(TASK INSTRUCTIONS)
Copy every line of the data that contains the string "egyéb".

(Collected data entries)
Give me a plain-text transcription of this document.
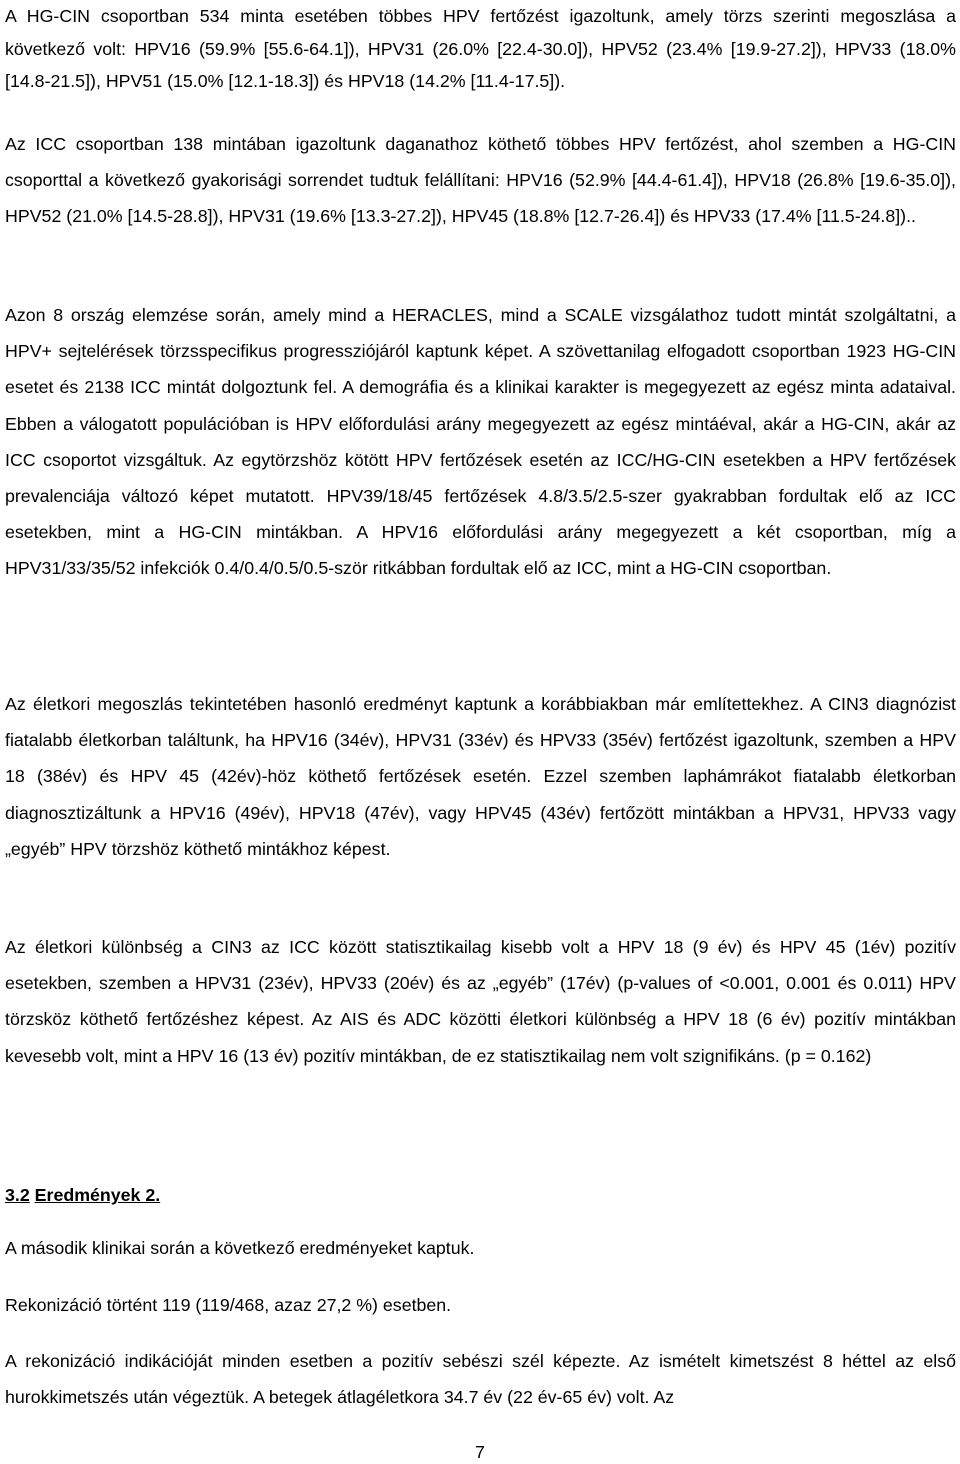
A HG-CIN csoportban 534 minta esetében többes HPV fertőzést igazoltunk, amely törzs szerinti megoszlása a következő volt: HPV16 (59.9% [55.6-64.1]), HPV31 (26.0% [22.4-30.0]), HPV52 (23.4% [19.9-27.2]), HPV33 (18.0% [14.8-21.5]), HPV51 (15.0% [12.1-18.3]) és HPV18 (14.2% [11.4-17.5]).

Az ICC csoportban 138 mintában igazoltunk daganathoz köthető többes HPV fertőzést, ahol szemben a HG-CIN csoporttal a következő gyakorisági sorrendet tudtuk felállítani: HPV16 (52.9% [44.4-61.4]), HPV18 (26.8% [19.6-35.0]), HPV52 (21.0% [14.5-28.8]), HPV31 (19.6% [13.3-27.2]), HPV45 (18.8% [12.7-26.4]) és HPV33 (17.4% [11.5-24.8])..

Azon 8 ország elemzése során, amely mind a HERACLES, mind a SCALE vizsgálathoz tudott mintát szolgáltatni, a HPV+ sejtelérések törzsspecifikus progressziójáról kaptunk képet. A szövettanilag elfogadott csoportban 1923 HG-CIN esetet és 2138 ICC mintát dolgoztunk fel. A demográfia és a klinikai karakter is megegyezett az egész minta adataival. Ebben a válogatott populációban is HPV előfordulási arány megegyezett az egész mintáéval, akár a HG-CIN, akár az ICC csoportot vizsgáltuk. Az egytörzshöz kötött HPV fertőzések esetén az ICC/HG-CIN esetekben a HPV fertőzések prevalenciája változó képet mutatott. HPV39/18/45 fertőzések 4.8/3.5/2.5-szer gyakrabban fordultak elő az ICC esetekben, mint a HG-CIN mintákban. A HPV16 előfordulási arány megegyezett a két csoportban, míg a HPV31/33/35/52 infekciók 0.4/0.4/0.5/0.5-ször ritkábban fordultak elő az ICC, mint a HG-CIN csoportban.

Az életkori megoszlás tekintetében hasonló eredményt kaptunk a korábbiakban már említettekhez. A CIN3 diagnózist fiatalabb életkorban találtunk, ha HPV16 (34év), HPV31 (33év) és HPV33 (35év) fertőzést igazoltunk, szemben a HPV 18 (38év) és HPV 45 (42év)-höz köthető fertőzések esetén. Ezzel szemben laphámrákot fiatalabb életkorban diagnosztizáltunk a HPV16 (49év), HPV18 (47év), vagy HPV45 (43év) fertőzött mintákban a HPV31, HPV33 vagy „egyéb” HPV törzshöz köthető mintákhoz képest.

Az életkori különbség a CIN3 az ICC között statisztikailag kisebb volt a HPV 18 (9 év) és HPV 45 (1év) pozitív esetekben, szemben a HPV31 (23év), HPV33 (20év) és az „egyéb” (17év) (p-values of <0.001, 0.001 és 0.011) HPV törzsköz köthető fertőzéshez képest. Az AIS és ADC közötti életkori különbség a HPV 18 (6 év) pozitív mintákban kevesebb volt, mint a HPV 16 (13 év) pozitív mintákban, de ez statisztikailag nem volt szignifikáns. (p = 0.162)

3.2 Eredmények 2.

A második klinikai során a következő eredményeket kaptuk.

Rekonizáció történt 119 (119/468, azaz 27,2 %) esetben.

A rekonizáció indikációját minden esetben a pozitív sebészi szél képezte. Az ismételt kimetszést 8 héttel az első hurokkimetszés után végeztük. A betegek átlagéletkora 34.7 év (22 év-65 év) volt. Az

7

(CORRECT RESULT)
Az életkori megoszlás tekintetében hasonló eredményt kaptunk a korábbiakban már említettekhez. A CIN3 diagnózist fiatalabb életkorban találtunk, ha HPV16 (34év), HPV31 (33év) és HPV33 (35év) fertőzést igazoltunk, szemben a HPV 18 (38év) és HPV 45 (42év)-höz köthető fertőzések esetén. Ezzel szemben laphámrákot fiatalabb életkorban diagnosztizáltunk a HPV16 (49év), HPV18 (47év), vagy HPV45 (43év) fertőzött mintákban a HPV31, HPV33 vagy „egyéb” HPV törzshöz köthető mintákhoz képest.
Az életkori különbség a CIN3 az ICC között statisztikailag kisebb volt a HPV 18 (9 év) és HPV 45 (1év) pozitív esetekben, szemben a HPV31 (23év), HPV33 (20év) és az „egyéb” (17év) (p-values of <0.001, 0.001 és 0.011) HPV törzsköz köthető fertőzéshez képest. Az AIS és ADC közötti életkori különbség a HPV 18 (6 év) pozitív mintákban kevesebb volt, mint a HPV 16 (13 év) pozitív mintákban, de ez statisztikailag nem volt szignifikáns. (p = 0.162)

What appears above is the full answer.